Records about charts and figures
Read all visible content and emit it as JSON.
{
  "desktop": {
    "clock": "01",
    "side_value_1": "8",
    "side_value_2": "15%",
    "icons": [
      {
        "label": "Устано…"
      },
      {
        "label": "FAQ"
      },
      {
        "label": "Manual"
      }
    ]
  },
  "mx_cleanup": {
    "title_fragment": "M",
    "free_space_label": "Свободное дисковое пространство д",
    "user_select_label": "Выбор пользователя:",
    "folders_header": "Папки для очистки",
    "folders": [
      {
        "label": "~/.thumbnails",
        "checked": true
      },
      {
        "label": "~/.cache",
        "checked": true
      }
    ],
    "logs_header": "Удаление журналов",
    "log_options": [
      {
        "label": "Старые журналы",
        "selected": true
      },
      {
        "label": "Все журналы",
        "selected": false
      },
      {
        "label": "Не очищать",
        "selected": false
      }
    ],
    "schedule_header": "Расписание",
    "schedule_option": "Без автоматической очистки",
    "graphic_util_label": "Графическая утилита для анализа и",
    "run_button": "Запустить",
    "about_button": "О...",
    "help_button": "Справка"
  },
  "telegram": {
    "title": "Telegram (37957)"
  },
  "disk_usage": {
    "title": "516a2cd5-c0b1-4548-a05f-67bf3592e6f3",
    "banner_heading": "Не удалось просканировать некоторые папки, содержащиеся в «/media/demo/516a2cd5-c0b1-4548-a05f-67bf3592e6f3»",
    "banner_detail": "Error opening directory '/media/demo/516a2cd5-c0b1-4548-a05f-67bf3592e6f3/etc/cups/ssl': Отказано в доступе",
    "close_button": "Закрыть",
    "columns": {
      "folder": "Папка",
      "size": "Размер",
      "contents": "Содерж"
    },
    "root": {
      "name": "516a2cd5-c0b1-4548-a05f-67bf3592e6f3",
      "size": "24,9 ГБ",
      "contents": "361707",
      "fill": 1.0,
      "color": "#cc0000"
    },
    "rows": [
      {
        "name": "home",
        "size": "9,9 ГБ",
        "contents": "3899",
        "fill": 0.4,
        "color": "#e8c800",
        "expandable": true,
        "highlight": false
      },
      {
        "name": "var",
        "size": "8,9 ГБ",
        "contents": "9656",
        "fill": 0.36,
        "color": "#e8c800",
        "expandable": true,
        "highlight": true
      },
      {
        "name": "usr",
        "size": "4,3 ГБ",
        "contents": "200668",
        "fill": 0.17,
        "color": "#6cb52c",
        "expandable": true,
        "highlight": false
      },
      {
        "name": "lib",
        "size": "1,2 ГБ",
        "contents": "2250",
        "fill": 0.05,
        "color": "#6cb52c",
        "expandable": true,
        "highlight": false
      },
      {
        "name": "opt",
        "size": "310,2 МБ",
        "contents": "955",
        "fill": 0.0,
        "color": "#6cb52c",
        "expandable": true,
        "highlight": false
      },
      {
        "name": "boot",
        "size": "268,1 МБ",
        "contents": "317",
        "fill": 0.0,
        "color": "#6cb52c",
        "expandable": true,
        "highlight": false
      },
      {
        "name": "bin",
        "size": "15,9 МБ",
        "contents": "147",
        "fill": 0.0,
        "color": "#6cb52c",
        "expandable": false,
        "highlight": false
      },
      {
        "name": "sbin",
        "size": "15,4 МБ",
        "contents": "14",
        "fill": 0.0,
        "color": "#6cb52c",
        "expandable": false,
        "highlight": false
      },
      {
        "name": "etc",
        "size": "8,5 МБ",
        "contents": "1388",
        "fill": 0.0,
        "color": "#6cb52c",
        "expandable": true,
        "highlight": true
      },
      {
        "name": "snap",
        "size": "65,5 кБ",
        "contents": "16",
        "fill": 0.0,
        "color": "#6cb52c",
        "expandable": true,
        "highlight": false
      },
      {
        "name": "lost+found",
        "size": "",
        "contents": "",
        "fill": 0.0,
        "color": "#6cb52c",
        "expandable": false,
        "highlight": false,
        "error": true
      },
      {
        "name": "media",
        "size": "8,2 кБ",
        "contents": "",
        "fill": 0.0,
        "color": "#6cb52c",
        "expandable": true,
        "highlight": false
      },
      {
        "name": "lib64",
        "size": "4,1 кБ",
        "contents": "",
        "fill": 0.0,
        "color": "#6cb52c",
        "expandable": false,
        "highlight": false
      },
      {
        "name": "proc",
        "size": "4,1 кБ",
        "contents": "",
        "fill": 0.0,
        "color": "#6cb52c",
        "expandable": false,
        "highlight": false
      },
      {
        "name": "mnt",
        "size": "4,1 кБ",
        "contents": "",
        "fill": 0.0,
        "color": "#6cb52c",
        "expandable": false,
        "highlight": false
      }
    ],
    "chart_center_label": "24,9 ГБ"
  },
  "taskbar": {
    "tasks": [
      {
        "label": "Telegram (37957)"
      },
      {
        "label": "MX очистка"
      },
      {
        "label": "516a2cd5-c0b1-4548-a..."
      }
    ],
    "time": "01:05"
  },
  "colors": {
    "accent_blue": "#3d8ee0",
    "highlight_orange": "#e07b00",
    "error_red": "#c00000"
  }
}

PROBLEM DETAILS
Could you reproduce every record above exactly as it appears?

ANSWER FOR THE TASK
Read all visible content and emit it as JSON.
{
  "desktop": {
    "clock": "01",
    "side_value_1": "8",
    "side_value_2": "15%",
    "icons": [
      {
        "label": "Устано…"
      },
      {
        "label": "FAQ"
      },
      {
        "label": "Manual"
      }
    ]
  },
  "mx_cleanup": {
    "title_fragment": "M",
    "free_space_label": "Свободное дисковое пространство д",
    "user_select_label": "Выбор пользователя:",
    "folders_header": "Папки для очистки",
    "folders": [
      {
        "label": "~/.thumbnails",
        "checked": true
      },
      {
        "label": "~/.cache",
        "checked": true
      }
    ],
    "logs_header": "Удаление журналов",
    "log_options": [
      {
        "label": "Старые журналы",
        "selected": true
      },
      {
        "label": "Все журналы",
        "selected": false
      },
      {
        "label": "Не очищать",
        "selected": false
      }
    ],
    "schedule_header": "Расписание",
    "schedule_option": "Без автоматической очистки",
    "graphic_util_label": "Графическая утилита для анализа и",
    "run_button": "Запустить",
    "about_button": "О...",
    "help_button": "Справка"
  },
  "telegram": {
    "title": "Telegram (37957)"
  },
  "disk_usage": {
    "title": "516a2cd5-c0b1-4548-a05f-67bf3592e6f3",
    "banner_heading": "Не удалось просканировать некоторые папки, содержащиеся в «/media/demo/516a2cd5-c0b1-4548-a05f-67bf3592e6f3»",
    "banner_detail": "Error opening directory '/media/demo/516a2cd5-c0b1-4548-a05f-67bf3592e6f3/etc/cups/ssl': Отказано в доступе",
    "close_button": "Закрыть",
    "columns": {
      "folder": "Папка",
      "size": "Размер",
      "contents": "Содерж"
    },
    "root": {
      "name": "516a2cd5-c0b1-4548-a05f-67bf3592e6f3",
      "size": "24,9 ГБ",
      "contents": "361707",
      "fill": 1.0,
      "color": "#cc0000"
    },
    "rows": [
      {
        "name": "home",
        "size": "9,9 ГБ",
        "contents": "3899",
        "fill": 0.4,
        "color": "#e8c800",
        "expandable": true,
        "highlight": false
      },
      {
        "name": "var",
        "size": "8,9 ГБ",
        "contents": "9656",
        "fill": 0.36,
        "color": "#e8c800",
        "expandable": true,
        "highlight": true
      },
      {
        "name": "usr",
        "size": "4,3 ГБ",
        "contents": "200668",
        "fill": 0.17,
        "color": "#6cb52c",
        "expandable": true,
        "highlight": false
      },
      {
        "name": "lib",
        "size": "1,2 ГБ",
        "contents": "2250",
        "fill": 0.05,
        "color": "#6cb52c",
        "expandable": true,
        "highlight": false
      },
      {
        "name": "opt",
        "size": "310,2 МБ",
        "contents": "955",
        "fill": 0.0,
        "color": "#6cb52c",
        "expandable": true,
        "highlight": false
      },
      {
        "name": "boot",
        "size": "268,1 МБ",
        "contents": "317",
        "fill": 0.0,
        "color": "#6cb52c",
        "expandable": true,
        "highlight": false
      },
      {
        "name": "bin",
        "size": "15,9 МБ",
        "contents": "147",
        "fill": 0.0,
        "color": "#6cb52c",
        "expandable": false,
        "highlight": false
      },
      {
        "name": "sbin",
        "size": "15,4 МБ",
        "contents": "14",
        "fill": 0.0,
        "color": "#6cb52c",
        "expandable": false,
        "highlight": false
      },
      {
        "name": "etc",
        "size": "8,5 МБ",
        "contents": "1388",
        "fill": 0.0,
        "color": "#6cb52c",
        "expandable": true,
        "highlight": true
      },
      {
        "name": "snap",
        "size": "65,5 кБ",
        "contents": "16",
        "fill": 0.0,
        "color": "#6cb52c",
        "expandable": true,
        "highlight": false
      },
      {
        "name": "lost+found",
        "size": "",
        "contents": "",
        "fill": 0.0,
        "color": "#6cb52c",
        "expandable": false,
        "highlight": false,
        "error": true
      },
      {
        "name": "media",
        "size": "8,2 кБ",
        "contents": "",
        "fill": 0.0,
        "color": "#6cb52c",
        "expandable": true,
        "highlight": false
      },
      {
        "name": "lib64",
        "size": "4,1 кБ",
        "contents": "",
        "fill": 0.0,
        "color": "#6cb52c",
        "expandable": false,
        "highlight": false
      },
      {
        "name": "proc",
        "size": "4,1 кБ",
        "contents": "",
        "fill": 0.0,
        "color": "#6cb52c",
        "expandable": false,
        "highlight": false
      },
      {
        "name": "mnt",
        "size": "4,1 кБ",
        "contents": "",
        "fill": 0.0,
        "color": "#6cb52c",
        "expandable": false,
        "highlight": false
      }
    ],
    "chart_center_label": "24,9 ГБ"
  },
  "taskbar": {
    "tasks": [
      {
        "label": "Telegram (37957)"
      },
      {
        "label": "MX очистка"
      },
      {
        "label": "516a2cd5-c0b1-4548-a..."
      }
    ],
    "time": "01:05"
  },
  "colors": {
    "accent_blue": "#3d8ee0",
    "highlight_orange": "#e07b00",
    "error_red": "#c00000"
  }
}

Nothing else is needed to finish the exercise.